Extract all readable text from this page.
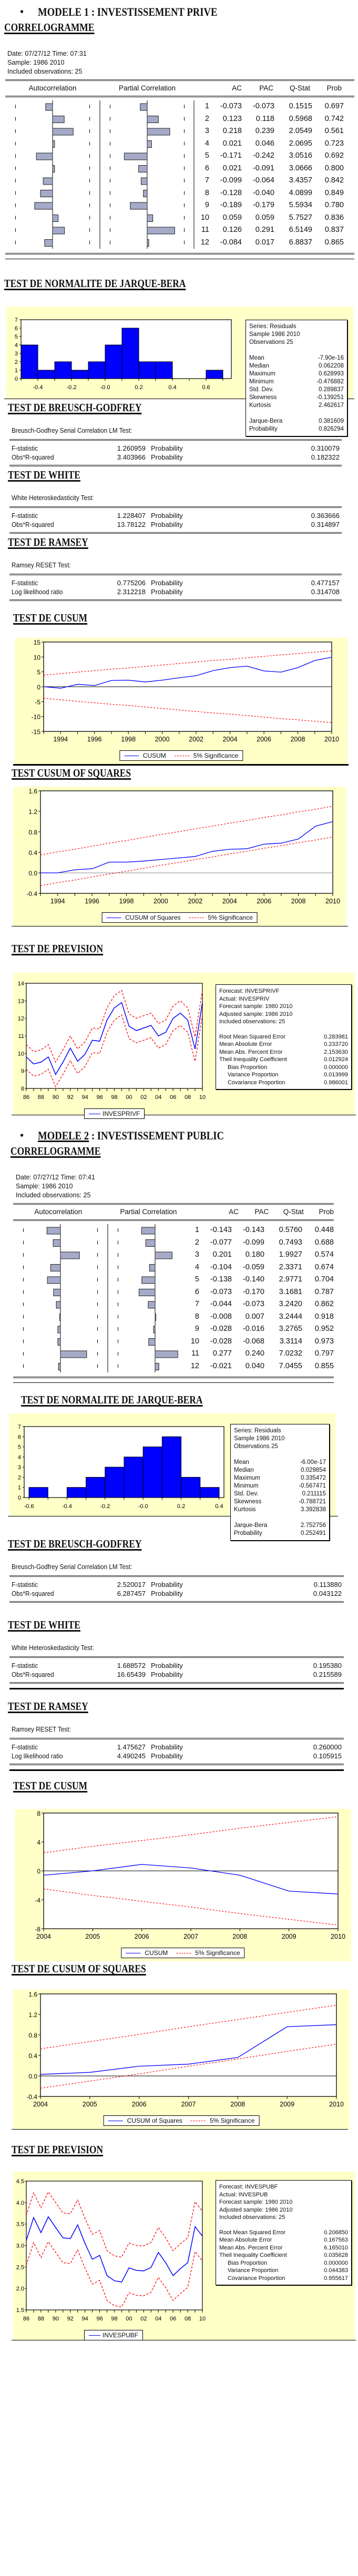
• MODELE 1 : INVESTISSEMENT PRIVE
CORRELOGRAMME
Date: 07/27/12 Time: 07:31
Sample: 1986 2010
Included observations: 25
Autocorrelation	Partial Correlation	AC	PAC	Q-Stat	Prob
1	-0.073	-0.073	0.1515	0.697
2	0.123	0.118	0.5968	0.742
3	0.218	0.239	2.0549	0.561
4	0.021	0.046	2.0695	0.723
5	-0.171	-0.242	3.0516	0.692
6	0.021	-0.091	3.0666	0.800
7	-0.099	-0.064	3.4357	0.842
8	-0.128	-0.040	4.0899	0.849
9	-0.189	-0.179	5.5934	0.780
10	0.059	0.059	5.7527	0.836
11	0.126	0.291	6.5149	0.837
12	-0.084	0.017	6.8837	0.865
TEST DE NORMALITE DE JARQUE-BERA
0
1
2
3
4
5
6
7
-0.4	-0.2	-0.0	0.2	0.4	0.6
Series: Residuals
Sample 1986 2010
Observations 25
Mean	-7.90e-16
Median	0.062208
Maximum	0.628993
Minimum	-0.476882
Std. Dev.	0.289837
Skewness	-0.139251
Kurtosis	2.462617
Jarque-Bera	0.381609
Probability	0.826294
TEST DE BREUSCH-GODFREY
Breusch-Godfrey Serial Correlation LM Test:
F-statistic	1.260959 Probability	0.310079
Obs*R-squared	3.403966 Probability	0.182322
TEST DE WHITE
White Heteroskedasticity Test:
F-statistic	1.228407 Probability	0.363666
Obs*R-squared	13.78122 Probability	0.314897
TEST DE RAMSEY
Ramsey RESET Test:
F-statistic	0.775206 Probability	0.477157
Log likelihood ratio	2.312218 Probability	0.314708
TEST DE CUSUM
-15
-10
-5
0
5
10
15
1994	1996	1998	2000	2002	2004	2006	2008	2010
CUSUM	5% Significance
TEST CUSUM OF SQUARES
-0.4
0.0
0.4
0.8
1.2
1.6
1994	1996	1998	2000	2002	2004	2006	2008	2010
CUSUM of Squares	5% Significance
TEST DE PREVISION
8
9
10
11
12
13
14
86 88 90 92 94 96 98 00 02 04 06 08 10
INVESPRIVF
Forecast: INVESPRIVF
Actual: INVESPRIV
Forecast sample: 1980 2010
Adjusted sample: 1986 2010
Included observations: 25
Root Mean Squared Error	0.283981
Mean Absolute Error	0.233720
Mean Abs. Percent Error	2.153630
Theil Inequality Coefficient	0.012924
Bias Proportion	0.000000
Variance Proportion	0.013999
Covariance Proportion	0.986001
• MODELE 2 : INVESTISSEMENT PUBLIC
CORRELOGRAMME
Date: 07/27/12 Time: 07:41
Sample: 1986 2010
Included observations: 25
Autocorrelation	Partial Correlation	AC	PAC	Q-Stat	Prob
1	-0.143	-0.143	0.5760	0.448
2	-0.077	-0.099	0.7493	0.688
3	0.201	0.180	1.9927	0.574
4	-0.104	-0.059	2.3371	0.674
5	-0.138	-0.140	2.9771	0.704
6	-0.073	-0.170	3.1681	0.787
7	-0.044	-0.073	3.2420	0.862
8	-0.008	0.007	3.2444	0.918
9	-0.028	-0.016	3.2765	0.952
10	-0.028	-0.068	3.3114	0.973
11	0.277	0.240	7.0232	0.797
12	-0.021	0.040	7.0455	0.855
TEST DE NORMALITE DE JARQUE-BERA
0
1
2
3
4
5
6
7
-0.6	-0.4	-0.2	-0.0	0.2	0.4
Series: Residuals
Sample 1986 2010
Observations 25
Mean	-6.00e-17
Median	0.029854
Maximum	0.335472
Minimum	-0.567471
Std. Dev.	0.211115
Skewness	-0.788721
Kurtosis	3.392838
Jarque-Bera	2.752756
Probability	0.252491
TEST DE BREUSCH-GODFREY
Breusch-Godfrey Serial Correlation LM Test:
F-statistic	2.520017 Probability	0.113880
Obs*R-squared	6.287457 Probability	0.043122
TEST DE WHITE
White Heteroskedasticity Test:
F-statistic	1.688572 Probability	0.195380
Obs*R-squared	16.65439 Probability	0.215589
TEST DE RAMSEY
Ramsey RESET Test:
F-statistic	1.475627 Probability	0.260000
Log likelihood ratio	4.490245 Probability	0.105915
TEST DE CUSUM
-8
-4
0
4
8
2004	2005	2006	2007	2008	2009	2010
CUSUM	5% Significance
TEST DE CUSUM OF SQUARES
-0.4
0.0
0.4
0.8
1.2
1.6
2004	2005	2006	2007	2008	2009	2010
CUSUM of Squares	5% Significance
TEST DE PREVISION
1.5
2.0
2.5
3.0
3.5
4.0
4.5
86 88 90 92 94 96 98 00 02 04 06 08 10
INVESPUBF
Forecast: INVESPUBF
Actual: INVESPUB
Forecast sample: 1980 2010
Adjusted sample: 1986 2010
Included observations: 25
Root Mean Squared Error	0.206850
Mean Absolute Error	0.167563
Mean Abs. Percent Error	6.165010
Theil Inequality Coefficient	0.035628
Bias Proportion	0.000000
Variance Proportion	0.044383
Covariance Proportion	0.955617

**Exercise task**
Set down the material above as is, without any pictures.

**Problem solution**
Extract all readable text from this page.
• MODELE 1 : INVESTISSEMENT PRIVE
CORRELOGRAMME
Date: 07/27/12 Time: 07:31
Sample: 1986 2010
Included observations: 25
Autocorrelation	Partial Correlation	AC	PAC	Q-Stat	Prob
1	-0.073	-0.073	0.1515	0.697
2	0.123	0.118	0.5968	0.742
3	0.218	0.239	2.0549	0.561
4	0.021	0.046	2.0695	0.723
5	-0.171	-0.242	3.0516	0.692
6	0.021	-0.091	3.0666	0.800
7	-0.099	-0.064	3.4357	0.842
8	-0.128	-0.040	4.0899	0.849
9	-0.189	-0.179	5.5934	0.780
10	0.059	0.059	5.7527	0.836
11	0.126	0.291	6.5149	0.837
12	-0.084	0.017	6.8837	0.865
TEST DE NORMALITE DE JARQUE-BERA
0
1
2
3
4
5
6
7
-0.4	-0.2	-0.0	0.2	0.4	0.6
Series: Residuals
Sample 1986 2010
Observations 25
Mean	-7.90e-16
Median	0.062208
Maximum	0.628993
Minimum	-0.476882
Std. Dev.	0.289837
Skewness	-0.139251
Kurtosis	2.462617
Jarque-Bera	0.381609
Probability	0.826294
TEST DE BREUSCH-GODFREY
Breusch-Godfrey Serial Correlation LM Test:
F-statistic	1.260959 Probability	0.310079
Obs*R-squared	3.403966 Probability	0.182322
TEST DE WHITE
White Heteroskedasticity Test:
F-statistic	1.228407 Probability	0.363666
Obs*R-squared	13.78122 Probability	0.314897
TEST DE RAMSEY
Ramsey RESET Test:
F-statistic	0.775206 Probability	0.477157
Log likelihood ratio	2.312218 Probability	0.314708
TEST DE CUSUM
-15
-10
-5
0
5
10
15
1994	1996	1998	2000	2002	2004	2006	2008	2010
CUSUM	5% Significance
TEST CUSUM OF SQUARES
-0.4
0.0
0.4
0.8
1.2
1.6
1994	1996	1998	2000	2002	2004	2006	2008	2010
CUSUM of Squares	5% Significance
TEST DE PREVISION
8
9
10
11
12
13
14
86 88 90 92 94 96 98 00 02 04 06 08 10
INVESPRIVF
Forecast: INVESPRIVF
Actual: INVESPRIV
Forecast sample: 1980 2010
Adjusted sample: 1986 2010
Included observations: 25
Root Mean Squared Error	0.283981
Mean Absolute Error	0.233720
Mean Abs. Percent Error	2.153630
Theil Inequality Coefficient	0.012924
Bias Proportion	0.000000
Variance Proportion	0.013999
Covariance Proportion	0.986001
• MODELE 2 : INVESTISSEMENT PUBLIC
CORRELOGRAMME
Date: 07/27/12 Time: 07:41
Sample: 1986 2010
Included observations: 25
Autocorrelation	Partial Correlation	AC	PAC	Q-Stat	Prob
1	-0.143	-0.143	0.5760	0.448
2	-0.077	-0.099	0.7493	0.688
3	0.201	0.180	1.9927	0.574
4	-0.104	-0.059	2.3371	0.674
5	-0.138	-0.140	2.9771	0.704
6	-0.073	-0.170	3.1681	0.787
7	-0.044	-0.073	3.2420	0.862
8	-0.008	0.007	3.2444	0.918
9	-0.028	-0.016	3.2765	0.952
10	-0.028	-0.068	3.3114	0.973
11	0.277	0.240	7.0232	0.797
12	-0.021	0.040	7.0455	0.855
TEST DE NORMALITE DE JARQUE-BERA
0
1
2
3
4
5
6
7
-0.6	-0.4	-0.2	-0.0	0.2	0.4
Series: Residuals
Sample 1986 2010
Observations 25
Mean	-6.00e-17
Median	0.029854
Maximum	0.335472
Minimum	-0.567471
Std. Dev.	0.211115
Skewness	-0.788721
Kurtosis	3.392838
Jarque-Bera	2.752756
Probability	0.252491
TEST DE BREUSCH-GODFREY
Breusch-Godfrey Serial Correlation LM Test:
F-statistic	2.520017 Probability	0.113880
Obs*R-squared	6.287457 Probability	0.043122
TEST DE WHITE
White Heteroskedasticity Test:
F-statistic	1.688572 Probability	0.195380
Obs*R-squared	16.65439 Probability	0.215589
TEST DE RAMSEY
Ramsey RESET Test:
F-statistic	1.475627 Probability	0.260000
Log likelihood ratio	4.490245 Probability	0.105915
TEST DE CUSUM
-8
-4
0
4
8
2004	2005	2006	2007	2008	2009	2010
CUSUM	5% Significance
TEST DE CUSUM OF SQUARES
-0.4
0.0
0.4
0.8
1.2
1.6
2004	2005	2006	2007	2008	2009	2010
CUSUM of Squares	5% Significance
TEST DE PREVISION
1.5
2.0
2.5
3.0
3.5
4.0
4.5
86 88 90 92 94 96 98 00 02 04 06 08 10
INVESPUBF
Forecast: INVESPUBF
Actual: INVESPUB
Forecast sample: 1980 2010
Adjusted sample: 1986 2010
Included observations: 25
Root Mean Squared Error	0.206850
Mean Absolute Error	0.167563
Mean Abs. Percent Error	6.165010
Theil Inequality Coefficient	0.035628
Bias Proportion	0.000000
Variance Proportion	0.044383
Covariance Proportion	0.955617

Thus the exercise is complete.